-- CHALLENGE --
Extract each line of the records below that contains the word "classes".

-- GIVEN DATA --
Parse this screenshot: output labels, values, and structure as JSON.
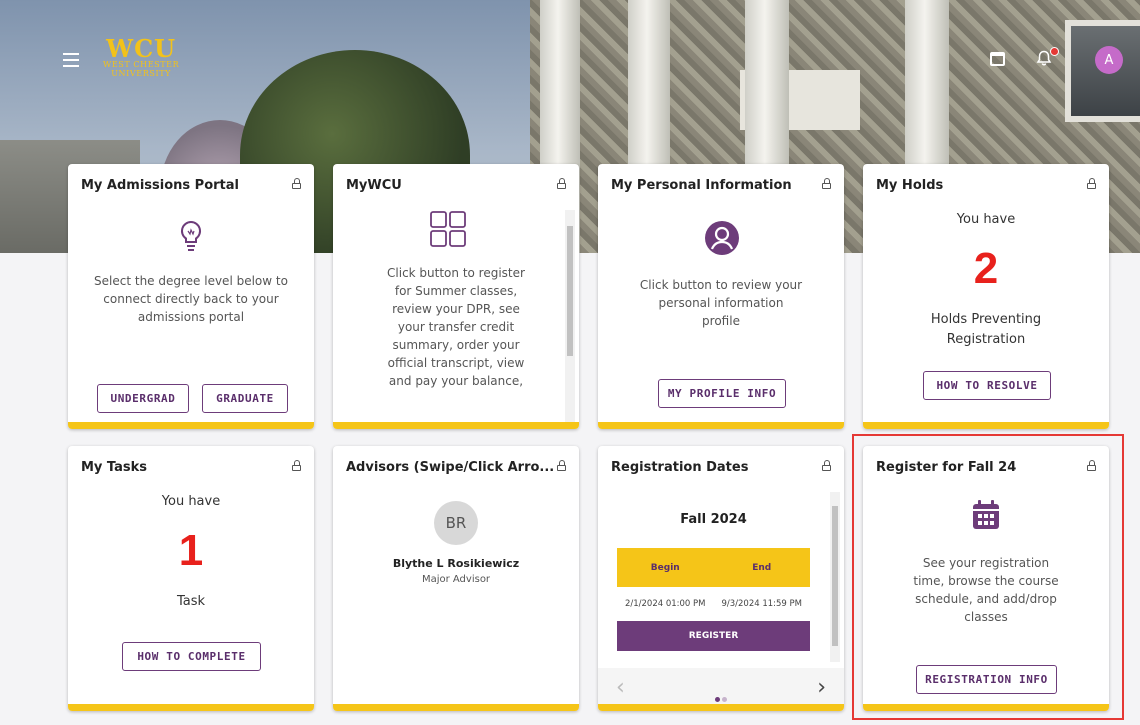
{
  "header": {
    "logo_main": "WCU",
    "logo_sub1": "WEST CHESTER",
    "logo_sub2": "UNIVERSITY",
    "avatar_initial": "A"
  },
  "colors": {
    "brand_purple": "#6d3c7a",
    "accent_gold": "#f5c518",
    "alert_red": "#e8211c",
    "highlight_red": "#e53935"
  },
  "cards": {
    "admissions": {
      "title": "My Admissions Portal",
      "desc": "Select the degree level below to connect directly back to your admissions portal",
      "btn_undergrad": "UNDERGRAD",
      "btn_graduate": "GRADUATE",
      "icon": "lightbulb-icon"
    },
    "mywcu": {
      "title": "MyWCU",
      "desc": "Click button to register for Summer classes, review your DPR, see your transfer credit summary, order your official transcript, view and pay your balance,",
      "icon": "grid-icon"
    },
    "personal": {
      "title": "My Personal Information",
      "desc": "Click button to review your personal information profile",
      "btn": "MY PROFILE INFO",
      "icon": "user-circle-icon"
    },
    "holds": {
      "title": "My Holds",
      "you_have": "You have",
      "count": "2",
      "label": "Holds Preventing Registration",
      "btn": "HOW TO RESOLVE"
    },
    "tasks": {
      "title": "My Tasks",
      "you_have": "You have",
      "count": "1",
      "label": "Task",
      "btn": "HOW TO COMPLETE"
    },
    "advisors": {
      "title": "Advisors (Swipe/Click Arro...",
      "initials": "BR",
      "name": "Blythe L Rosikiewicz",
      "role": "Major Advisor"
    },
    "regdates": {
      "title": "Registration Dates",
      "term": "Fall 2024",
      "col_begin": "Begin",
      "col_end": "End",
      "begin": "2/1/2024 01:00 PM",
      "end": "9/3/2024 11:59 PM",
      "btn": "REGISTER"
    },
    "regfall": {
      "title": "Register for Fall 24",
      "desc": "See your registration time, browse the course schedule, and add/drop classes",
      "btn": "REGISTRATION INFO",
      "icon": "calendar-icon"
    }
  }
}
--
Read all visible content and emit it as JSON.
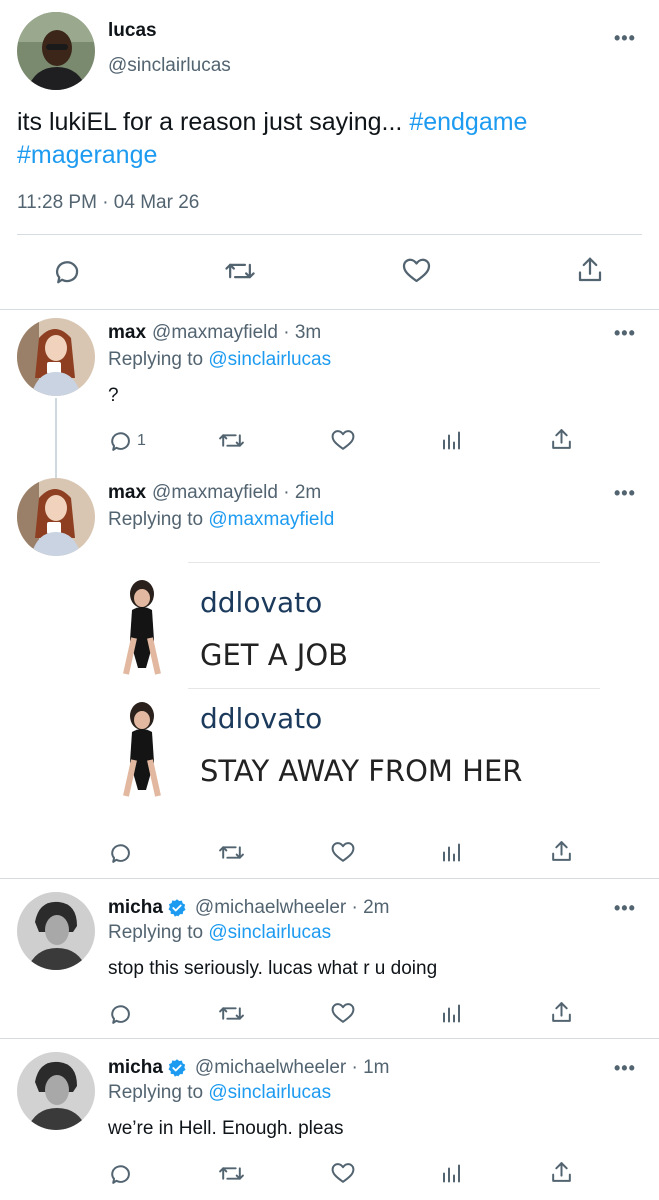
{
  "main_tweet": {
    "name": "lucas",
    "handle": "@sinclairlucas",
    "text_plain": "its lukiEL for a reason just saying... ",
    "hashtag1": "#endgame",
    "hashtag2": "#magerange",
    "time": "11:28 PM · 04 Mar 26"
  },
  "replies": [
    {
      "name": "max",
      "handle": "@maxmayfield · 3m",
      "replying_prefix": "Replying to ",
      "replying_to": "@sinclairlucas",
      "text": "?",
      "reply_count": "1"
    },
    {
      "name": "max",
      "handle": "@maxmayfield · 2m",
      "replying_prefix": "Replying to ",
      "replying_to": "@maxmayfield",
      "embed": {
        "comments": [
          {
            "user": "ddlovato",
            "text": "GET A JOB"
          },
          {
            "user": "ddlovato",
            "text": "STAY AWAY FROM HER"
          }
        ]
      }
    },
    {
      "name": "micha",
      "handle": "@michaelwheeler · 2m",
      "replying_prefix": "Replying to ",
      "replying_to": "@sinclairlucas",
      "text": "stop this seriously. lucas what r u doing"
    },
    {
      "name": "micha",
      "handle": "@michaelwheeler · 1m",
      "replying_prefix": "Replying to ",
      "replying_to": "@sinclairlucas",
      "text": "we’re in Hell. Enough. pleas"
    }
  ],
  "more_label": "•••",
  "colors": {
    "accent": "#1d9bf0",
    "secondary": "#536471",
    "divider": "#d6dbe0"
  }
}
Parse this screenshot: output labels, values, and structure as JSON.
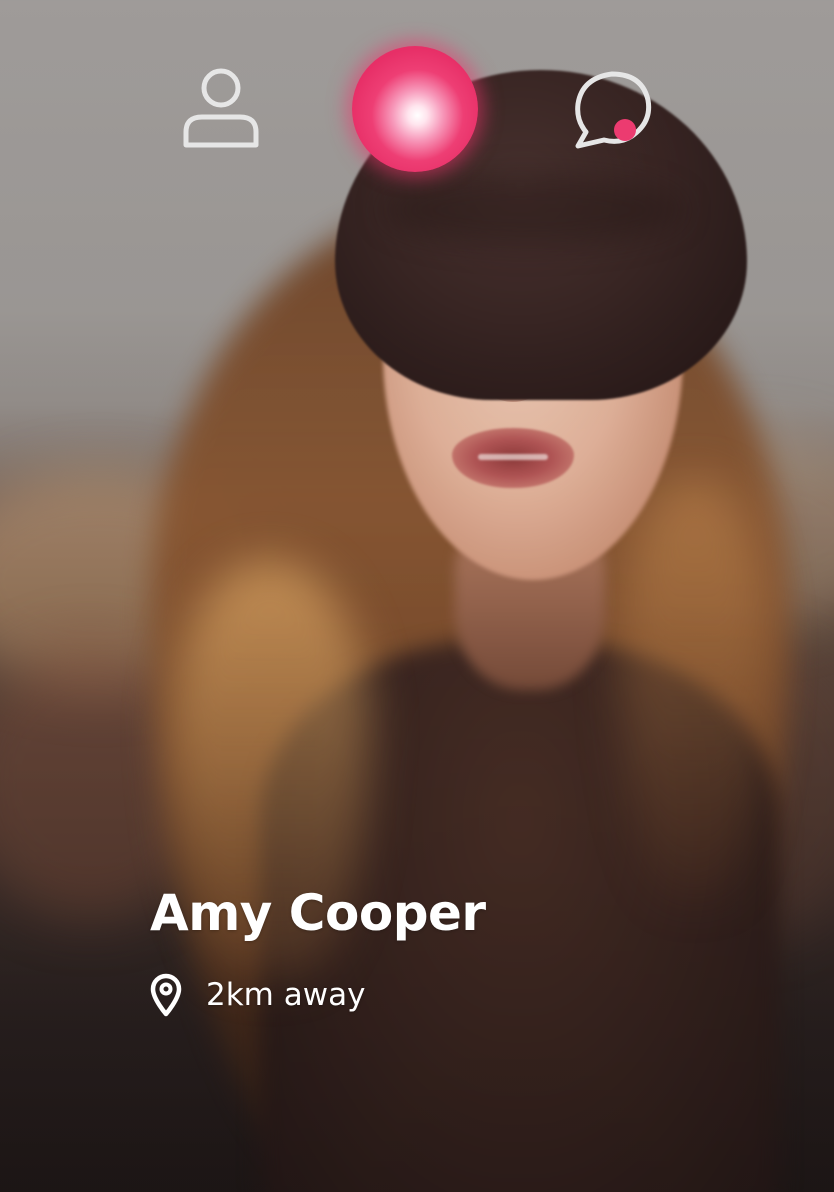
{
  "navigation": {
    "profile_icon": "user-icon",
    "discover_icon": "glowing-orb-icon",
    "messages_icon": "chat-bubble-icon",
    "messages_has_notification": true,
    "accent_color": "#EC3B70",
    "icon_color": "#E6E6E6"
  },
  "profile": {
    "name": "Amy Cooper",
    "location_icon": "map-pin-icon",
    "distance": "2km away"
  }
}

-- THE SOLUTION --
      "desc": "Click button to register for Summer classes, review your DPR, see your transfer credit summary, order your official transcript, view and pay your balance,",
      "desc": "See your registration time, browse the course schedule, and add/drop classes",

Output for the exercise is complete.